>> begin RECORDS FOR THE EXERCISE
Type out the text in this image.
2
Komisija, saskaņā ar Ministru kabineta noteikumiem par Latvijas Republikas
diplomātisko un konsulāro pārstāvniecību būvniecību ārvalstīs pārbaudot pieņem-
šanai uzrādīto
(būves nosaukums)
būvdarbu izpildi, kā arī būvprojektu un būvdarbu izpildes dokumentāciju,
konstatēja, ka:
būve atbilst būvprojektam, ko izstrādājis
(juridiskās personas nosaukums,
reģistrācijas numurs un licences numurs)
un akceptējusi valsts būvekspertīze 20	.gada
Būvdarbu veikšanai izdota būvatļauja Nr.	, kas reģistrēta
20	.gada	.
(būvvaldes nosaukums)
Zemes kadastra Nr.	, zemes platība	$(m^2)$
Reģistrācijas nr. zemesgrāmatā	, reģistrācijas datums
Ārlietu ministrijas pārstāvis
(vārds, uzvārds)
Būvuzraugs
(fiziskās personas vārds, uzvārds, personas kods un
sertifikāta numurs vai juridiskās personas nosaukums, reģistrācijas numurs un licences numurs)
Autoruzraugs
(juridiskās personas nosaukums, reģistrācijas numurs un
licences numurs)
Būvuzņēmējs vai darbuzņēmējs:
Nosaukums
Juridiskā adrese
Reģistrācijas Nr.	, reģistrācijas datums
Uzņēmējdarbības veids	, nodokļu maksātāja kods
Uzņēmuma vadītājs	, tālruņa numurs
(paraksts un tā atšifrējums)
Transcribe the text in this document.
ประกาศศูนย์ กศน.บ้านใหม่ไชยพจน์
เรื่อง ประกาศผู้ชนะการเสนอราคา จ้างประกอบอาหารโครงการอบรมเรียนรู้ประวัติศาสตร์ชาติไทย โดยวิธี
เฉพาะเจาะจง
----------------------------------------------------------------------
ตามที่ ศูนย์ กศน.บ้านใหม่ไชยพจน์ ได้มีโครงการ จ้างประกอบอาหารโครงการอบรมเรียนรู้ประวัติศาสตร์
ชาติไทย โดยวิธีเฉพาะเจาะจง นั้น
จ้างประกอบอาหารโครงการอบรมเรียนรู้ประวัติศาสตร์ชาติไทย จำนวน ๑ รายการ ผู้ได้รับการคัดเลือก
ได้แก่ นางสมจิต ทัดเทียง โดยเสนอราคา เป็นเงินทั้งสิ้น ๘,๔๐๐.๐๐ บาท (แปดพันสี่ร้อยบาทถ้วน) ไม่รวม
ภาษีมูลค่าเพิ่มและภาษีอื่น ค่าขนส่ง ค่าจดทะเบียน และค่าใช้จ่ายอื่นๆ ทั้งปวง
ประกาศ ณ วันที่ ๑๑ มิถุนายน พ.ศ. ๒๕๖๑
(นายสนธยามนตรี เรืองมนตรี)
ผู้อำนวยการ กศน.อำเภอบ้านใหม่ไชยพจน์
>> end RECORDS FOR THE EXERCISE
**TASK TO COMPLETE:** Copy every line verbatim.

**TASK RESULT:**
Type out the text in this image.
2
Komisija, saskaņā ar Ministru kabineta noteikumiem par Latvijas Republikas
diplomātisko un konsulāro pārstāvniecību būvniecību ārvalstīs pārbaudot pieņem-
šanai uzrādīto
(būves nosaukums)
būvdarbu izpildi, kā arī būvprojektu un būvdarbu izpildes dokumentāciju,
konstatēja, ka:
būve atbilst būvprojektam, ko izstrādājis
(juridiskās personas nosaukums,
reģistrācijas numurs un licences numurs)
un akceptējusi valsts būvekspertīze 20	.gada
Būvdarbu veikšanai izdota būvatļauja Nr.	, kas reģistrēta
20	.gada	.
(būvvaldes nosaukums)
Zemes kadastra Nr.	, zemes platība	$(m^2)$
Reģistrācijas nr. zemesgrāmatā	, reģistrācijas datums
Ārlietu ministrijas pārstāvis
(vārds, uzvārds)
Būvuzraugs
(fiziskās personas vārds, uzvārds, personas kods un
sertifikāta numurs vai juridiskās personas nosaukums, reģistrācijas numurs un licences numurs)
Autoruzraugs
(juridiskās personas nosaukums, reģistrācijas numurs un
licences numurs)
Būvuzņēmējs vai darbuzņēmējs:
Nosaukums
Juridiskā adrese
Reģistrācijas Nr.	, reģistrācijas datums
Uzņēmējdarbības veids	, nodokļu maksātāja kods
Uzņēmuma vadītājs	, tālruņa numurs
(paraksts un tā atšifrējums)
Transcribe the text in this document.
ประกาศศูนย์ กศน.บ้านใหม่ไชยพจน์
เรื่อง ประกาศผู้ชนะการเสนอราคา จ้างประกอบอาหารโครงการอบรมเรียนรู้ประวัติศาสตร์ชาติไทย โดยวิธี
เฉพาะเจาะจง
----------------------------------------------------------------------
ตามที่ ศูนย์ กศน.บ้านใหม่ไชยพจน์ ได้มีโครงการ จ้างประกอบอาหารโครงการอบรมเรียนรู้ประวัติศาสตร์
ชาติไทย โดยวิธีเฉพาะเจาะจง นั้น
จ้างประกอบอาหารโครงการอบรมเรียนรู้ประวัติศาสตร์ชาติไทย จำนวน ๑ รายการ ผู้ได้รับการคัดเลือก
ได้แก่ นางสมจิต ทัดเทียง โดยเสนอราคา เป็นเงินทั้งสิ้น ๘,๔๐๐.๐๐ บาท (แปดพันสี่ร้อยบาทถ้วน) ไม่รวม
ภาษีมูลค่าเพิ่มและภาษีอื่น ค่าขนส่ง ค่าจดทะเบียน และค่าใช้จ่ายอื่นๆ ทั้งปวง
ประกาศ ณ วันที่ ๑๑ มิถุนายน พ.ศ. ๒๕๖๑
(นายสนธยามนตรี เรืองมนตรี)
ผู้อำนวยการ กศน.อำเภอบ้านใหม่ไชยพจน์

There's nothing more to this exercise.